* **REQUIREMENTS**
Write each line out again exactly as written.

* **DATA**
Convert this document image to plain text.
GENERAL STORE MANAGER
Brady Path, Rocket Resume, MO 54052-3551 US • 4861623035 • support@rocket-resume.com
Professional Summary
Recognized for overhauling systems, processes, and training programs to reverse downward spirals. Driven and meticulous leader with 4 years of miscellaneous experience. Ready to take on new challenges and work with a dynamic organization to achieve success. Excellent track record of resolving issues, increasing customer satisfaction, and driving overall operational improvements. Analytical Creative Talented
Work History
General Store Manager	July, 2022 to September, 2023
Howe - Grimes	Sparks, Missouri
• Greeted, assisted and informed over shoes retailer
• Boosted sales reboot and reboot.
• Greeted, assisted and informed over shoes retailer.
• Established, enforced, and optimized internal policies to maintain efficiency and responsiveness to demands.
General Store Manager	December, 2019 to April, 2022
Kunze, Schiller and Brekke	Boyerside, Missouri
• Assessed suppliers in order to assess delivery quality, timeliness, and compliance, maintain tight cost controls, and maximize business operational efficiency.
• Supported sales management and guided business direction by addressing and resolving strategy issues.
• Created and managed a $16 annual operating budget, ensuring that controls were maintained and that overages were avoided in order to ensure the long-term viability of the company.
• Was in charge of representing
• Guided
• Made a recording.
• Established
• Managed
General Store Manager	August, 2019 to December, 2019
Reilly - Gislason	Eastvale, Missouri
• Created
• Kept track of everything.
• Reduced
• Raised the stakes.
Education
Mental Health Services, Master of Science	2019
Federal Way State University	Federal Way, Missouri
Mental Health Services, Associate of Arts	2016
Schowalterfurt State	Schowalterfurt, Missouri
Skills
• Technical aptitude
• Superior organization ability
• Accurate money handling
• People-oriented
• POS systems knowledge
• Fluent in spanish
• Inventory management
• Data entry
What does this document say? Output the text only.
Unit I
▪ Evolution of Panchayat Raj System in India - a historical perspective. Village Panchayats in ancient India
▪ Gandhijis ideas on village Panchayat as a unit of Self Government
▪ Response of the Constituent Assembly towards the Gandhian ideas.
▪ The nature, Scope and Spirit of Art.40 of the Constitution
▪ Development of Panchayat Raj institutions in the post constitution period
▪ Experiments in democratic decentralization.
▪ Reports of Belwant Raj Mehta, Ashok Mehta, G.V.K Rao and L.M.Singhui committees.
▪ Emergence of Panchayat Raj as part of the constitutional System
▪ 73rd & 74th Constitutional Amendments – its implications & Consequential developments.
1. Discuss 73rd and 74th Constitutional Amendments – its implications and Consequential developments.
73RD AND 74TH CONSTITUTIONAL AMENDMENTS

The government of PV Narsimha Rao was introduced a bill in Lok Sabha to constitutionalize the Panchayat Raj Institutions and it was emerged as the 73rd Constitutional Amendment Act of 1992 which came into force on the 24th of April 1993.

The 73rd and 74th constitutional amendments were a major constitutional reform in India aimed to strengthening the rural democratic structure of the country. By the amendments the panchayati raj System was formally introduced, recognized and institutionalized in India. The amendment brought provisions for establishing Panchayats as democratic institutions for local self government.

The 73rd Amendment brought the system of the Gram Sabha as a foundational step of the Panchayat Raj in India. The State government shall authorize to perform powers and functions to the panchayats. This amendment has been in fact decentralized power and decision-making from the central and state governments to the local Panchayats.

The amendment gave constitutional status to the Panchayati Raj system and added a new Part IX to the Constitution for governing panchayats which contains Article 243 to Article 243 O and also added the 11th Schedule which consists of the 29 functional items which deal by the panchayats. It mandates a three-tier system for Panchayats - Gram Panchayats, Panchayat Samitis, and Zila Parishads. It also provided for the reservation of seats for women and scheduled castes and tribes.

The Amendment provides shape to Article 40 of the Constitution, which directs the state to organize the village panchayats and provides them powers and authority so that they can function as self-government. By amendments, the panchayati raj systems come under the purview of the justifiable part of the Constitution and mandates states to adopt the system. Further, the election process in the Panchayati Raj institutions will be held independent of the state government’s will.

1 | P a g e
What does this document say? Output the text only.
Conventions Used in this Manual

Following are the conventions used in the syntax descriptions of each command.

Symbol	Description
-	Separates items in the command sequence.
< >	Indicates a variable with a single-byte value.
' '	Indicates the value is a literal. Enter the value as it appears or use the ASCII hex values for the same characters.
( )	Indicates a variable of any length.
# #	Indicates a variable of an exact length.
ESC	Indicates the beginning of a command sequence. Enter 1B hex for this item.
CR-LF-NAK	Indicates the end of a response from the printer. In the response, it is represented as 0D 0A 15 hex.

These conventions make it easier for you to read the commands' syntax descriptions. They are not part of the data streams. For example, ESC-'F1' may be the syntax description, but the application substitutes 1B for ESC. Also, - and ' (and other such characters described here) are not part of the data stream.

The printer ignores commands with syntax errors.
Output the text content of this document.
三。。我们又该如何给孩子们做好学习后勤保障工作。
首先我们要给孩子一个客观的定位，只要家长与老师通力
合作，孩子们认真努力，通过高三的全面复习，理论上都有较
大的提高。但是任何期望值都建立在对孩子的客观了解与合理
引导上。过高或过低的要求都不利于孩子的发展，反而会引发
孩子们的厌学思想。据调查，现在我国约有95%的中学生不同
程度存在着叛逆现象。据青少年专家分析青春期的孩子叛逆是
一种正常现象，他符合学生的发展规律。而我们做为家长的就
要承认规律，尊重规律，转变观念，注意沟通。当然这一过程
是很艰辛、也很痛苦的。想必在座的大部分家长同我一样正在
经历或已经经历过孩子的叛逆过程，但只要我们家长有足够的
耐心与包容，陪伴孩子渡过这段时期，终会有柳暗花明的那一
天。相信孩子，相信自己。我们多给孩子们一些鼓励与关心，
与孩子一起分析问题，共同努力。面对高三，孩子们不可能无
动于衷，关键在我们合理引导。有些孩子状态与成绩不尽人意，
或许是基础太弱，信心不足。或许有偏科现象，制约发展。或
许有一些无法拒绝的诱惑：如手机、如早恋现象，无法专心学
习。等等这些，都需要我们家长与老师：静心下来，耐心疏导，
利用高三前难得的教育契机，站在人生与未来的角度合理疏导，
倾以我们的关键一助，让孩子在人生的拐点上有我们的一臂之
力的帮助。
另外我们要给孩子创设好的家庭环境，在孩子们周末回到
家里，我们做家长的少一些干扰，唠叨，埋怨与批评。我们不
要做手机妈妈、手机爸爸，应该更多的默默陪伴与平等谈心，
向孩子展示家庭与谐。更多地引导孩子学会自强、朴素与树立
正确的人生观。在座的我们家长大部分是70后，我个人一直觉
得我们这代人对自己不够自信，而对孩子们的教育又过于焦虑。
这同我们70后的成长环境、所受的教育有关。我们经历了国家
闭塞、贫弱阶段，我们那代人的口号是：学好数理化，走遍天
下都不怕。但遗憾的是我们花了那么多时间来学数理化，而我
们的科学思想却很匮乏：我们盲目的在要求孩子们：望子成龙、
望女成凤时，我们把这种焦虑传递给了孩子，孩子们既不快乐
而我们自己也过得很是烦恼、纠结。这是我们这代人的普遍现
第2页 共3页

* **FULL OUTPUT**
Convert this document image to plain text.
GENERAL STORE MANAGER
Brady Path, Rocket Resume, MO 54052-3551 US • 4861623035 • support@rocket-resume.com
Professional Summary
Recognized for overhauling systems, processes, and training programs to reverse downward spirals. Driven and meticulous leader with 4 years of miscellaneous experience. Ready to take on new challenges and work with a dynamic organization to achieve success. Excellent track record of resolving issues, increasing customer satisfaction, and driving overall operational improvements. Analytical Creative Talented
Work History
General Store Manager	July, 2022 to September, 2023
Howe - Grimes	Sparks, Missouri
• Greeted, assisted and informed over shoes retailer
• Boosted sales reboot and reboot.
• Greeted, assisted and informed over shoes retailer.
• Established, enforced, and optimized internal policies to maintain efficiency and responsiveness to demands.
General Store Manager	December, 2019 to April, 2022
Kunze, Schiller and Brekke	Boyerside, Missouri
• Assessed suppliers in order to assess delivery quality, timeliness, and compliance, maintain tight cost controls, and maximize business operational efficiency.
• Supported sales management and guided business direction by addressing and resolving strategy issues.
• Created and managed a $16 annual operating budget, ensuring that controls were maintained and that overages were avoided in order to ensure the long-term viability of the company.
• Was in charge of representing
• Guided
• Made a recording.
• Established
• Managed
General Store Manager	August, 2019 to December, 2019
Reilly - Gislason	Eastvale, Missouri
• Created
• Kept track of everything.
• Reduced
• Raised the stakes.
Education
Mental Health Services, Master of Science	2019
Federal Way State University	Federal Way, Missouri
Mental Health Services, Associate of Arts	2016
Schowalterfurt State	Schowalterfurt, Missouri
Skills
• Technical aptitude
• Superior organization ability
• Accurate money handling
• People-oriented
• POS systems knowledge
• Fluent in spanish
• Inventory management
• Data entry
What does this document say? Output the text only.
Unit I
▪ Evolution of Panchayat Raj System in India - a historical perspective. Village Panchayats in ancient India
▪ Gandhijis ideas on village Panchayat as a unit of Self Government
▪ Response of the Constituent Assembly towards the Gandhian ideas.
▪ The nature, Scope and Spirit of Art.40 of the Constitution
▪ Development of Panchayat Raj institutions in the post constitution period
▪ Experiments in democratic decentralization.
▪ Reports of Belwant Raj Mehta, Ashok Mehta, G.V.K Rao and L.M.Singhui committees.
▪ Emergence of Panchayat Raj as part of the constitutional System
▪ 73rd & 74th Constitutional Amendments – its implications & Consequential developments.
1. Discuss 73rd and 74th Constitutional Amendments – its implications and Consequential developments.
73RD AND 74TH CONSTITUTIONAL AMENDMENTS

The government of PV Narsimha Rao was introduced a bill in Lok Sabha to constitutionalize the Panchayat Raj Institutions and it was emerged as the 73rd Constitutional Amendment Act of 1992 which came into force on the 24th of April 1993.

The 73rd and 74th constitutional amendments were a major constitutional reform in India aimed to strengthening the rural democratic structure of the country. By the amendments the panchayati raj System was formally introduced, recognized and institutionalized in India. The amendment brought provisions for establishing Panchayats as democratic institutions for local self government.

The 73rd Amendment brought the system of the Gram Sabha as a foundational step of the Panchayat Raj in India. The State government shall authorize to perform powers and functions to the panchayats. This amendment has been in fact decentralized power and decision-making from the central and state governments to the local Panchayats.

The amendment gave constitutional status to the Panchayati Raj system and added a new Part IX to the Constitution for governing panchayats which contains Article 243 to Article 243 O and also added the 11th Schedule which consists of the 29 functional items which deal by the panchayats. It mandates a three-tier system for Panchayats - Gram Panchayats, Panchayat Samitis, and Zila Parishads. It also provided for the reservation of seats for women and scheduled castes and tribes.

The Amendment provides shape to Article 40 of the Constitution, which directs the state to organize the village panchayats and provides them powers and authority so that they can function as self-government. By amendments, the panchayati raj systems come under the purview of the justifiable part of the Constitution and mandates states to adopt the system. Further, the election process in the Panchayati Raj institutions will be held independent of the state government’s will.

1 | P a g e
What does this document say? Output the text only.
Conventions Used in this Manual

Following are the conventions used in the syntax descriptions of each command.

Symbol	Description
-	Separates items in the command sequence.
< >	Indicates a variable with a single-byte value.
' '	Indicates the value is a literal. Enter the value as it appears or use the ASCII hex values for the same characters.
( )	Indicates a variable of any length.
# #	Indicates a variable of an exact length.
ESC	Indicates the beginning of a command sequence. Enter 1B hex for this item.
CR-LF-NAK	Indicates the end of a response from the printer. In the response, it is represented as 0D 0A 15 hex.

These conventions make it easier for you to read the commands' syntax descriptions. They are not part of the data streams. For example, ESC-'F1' may be the syntax description, but the application substitutes 1B for ESC. Also, - and ' (and other such characters described here) are not part of the data stream.

The printer ignores commands with syntax errors.
Output the text content of this document.
三。。我们又该如何给孩子们做好学习后勤保障工作。
首先我们要给孩子一个客观的定位，只要家长与老师通力
合作，孩子们认真努力，通过高三的全面复习，理论上都有较
大的提高。但是任何期望值都建立在对孩子的客观了解与合理
引导上。过高或过低的要求都不利于孩子的发展，反而会引发
孩子们的厌学思想。据调查，现在我国约有95%的中学生不同
程度存在着叛逆现象。据青少年专家分析青春期的孩子叛逆是
一种正常现象，他符合学生的发展规律。而我们做为家长的就
要承认规律，尊重规律，转变观念，注意沟通。当然这一过程
是很艰辛、也很痛苦的。想必在座的大部分家长同我一样正在
经历或已经经历过孩子的叛逆过程，但只要我们家长有足够的
耐心与包容，陪伴孩子渡过这段时期，终会有柳暗花明的那一
天。相信孩子，相信自己。我们多给孩子们一些鼓励与关心，
与孩子一起分析问题，共同努力。面对高三，孩子们不可能无
动于衷，关键在我们合理引导。有些孩子状态与成绩不尽人意，
或许是基础太弱，信心不足。或许有偏科现象，制约发展。或
许有一些无法拒绝的诱惑：如手机、如早恋现象，无法专心学
习。等等这些，都需要我们家长与老师：静心下来，耐心疏导，
利用高三前难得的教育契机，站在人生与未来的角度合理疏导，
倾以我们的关键一助，让孩子在人生的拐点上有我们的一臂之
力的帮助。
另外我们要给孩子创设好的家庭环境，在孩子们周末回到
家里，我们做家长的少一些干扰，唠叨，埋怨与批评。我们不
要做手机妈妈、手机爸爸，应该更多的默默陪伴与平等谈心，
向孩子展示家庭与谐。更多地引导孩子学会自强、朴素与树立
正确的人生观。在座的我们家长大部分是70后，我个人一直觉
得我们这代人对自己不够自信，而对孩子们的教育又过于焦虑。
这同我们70后的成长环境、所受的教育有关。我们经历了国家
闭塞、贫弱阶段，我们那代人的口号是：学好数理化，走遍天
下都不怕。但遗憾的是我们花了那么多时间来学数理化，而我
们的科学思想却很匮乏：我们盲目的在要求孩子们：望子成龙、
望女成凤时，我们把这种焦虑传递给了孩子，孩子们既不快乐
而我们自己也过得很是烦恼、纠结。这是我们这代人的普遍现
第2页 共3页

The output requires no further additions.